§ WORK TO COMPLETE
Make an exact transcription of the material, leaving out all images.

§ DATA EXTRACT
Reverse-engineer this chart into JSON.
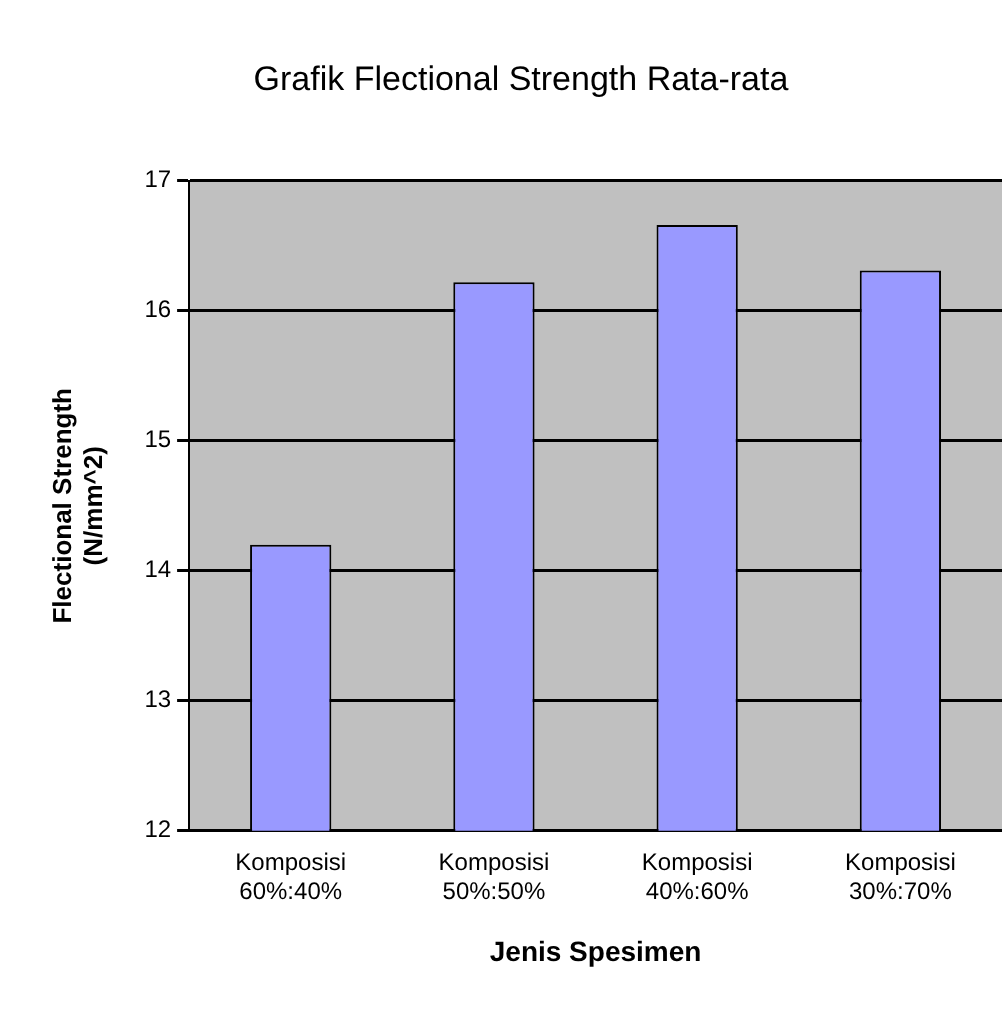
{
  "chart_data": {
    "type": "bar",
    "title": "Grafik Flectional Strength Rata-rata",
    "xlabel": "Jenis Spesimen",
    "ylabel": "Flectional Strength (N/mm^2)",
    "categories": [
      "Komposisi 60%:40%",
      "Komposisi 50%:50%",
      "Komposisi 40%:60%",
      "Komposisi 30%:70%"
    ],
    "values": [
      14.2,
      16.22,
      16.66,
      16.31
    ],
    "color": "#9999ff",
    "ylim": [
      12,
      17
    ],
    "yticks": [
      12,
      13,
      14,
      15,
      16,
      17
    ],
    "grid": "y",
    "legend": false
  }
}
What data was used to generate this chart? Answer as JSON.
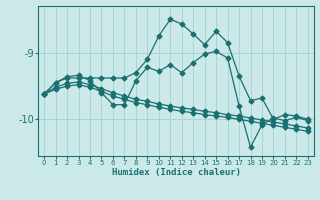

§ ANSWER TO THE TASK
Reverse-engineer this chart into JSON.
{
  "chart_data": {
    "type": "bar",
    "title": "Grafik Flectional Strength Rata-rata",
    "xlabel": "Jenis Spesimen",
    "ylabel": "Flectional Strength (N/mm^2)",
    "categories": [
      "Komposisi 60%:40%",
      "Komposisi 50%:50%",
      "Komposisi 40%:60%",
      "Komposisi 30%:70%"
    ],
    "values": [
      14.2,
      16.22,
      16.66,
      16.31
    ],
    "color": "#9999ff",
    "ylim": [
      12,
      17
    ],
    "yticks": [
      12,
      13,
      14,
      15,
      16,
      17
    ],
    "grid": "y",
    "legend": false
  }
}
What data was used to generate this chart? Answer as JSON.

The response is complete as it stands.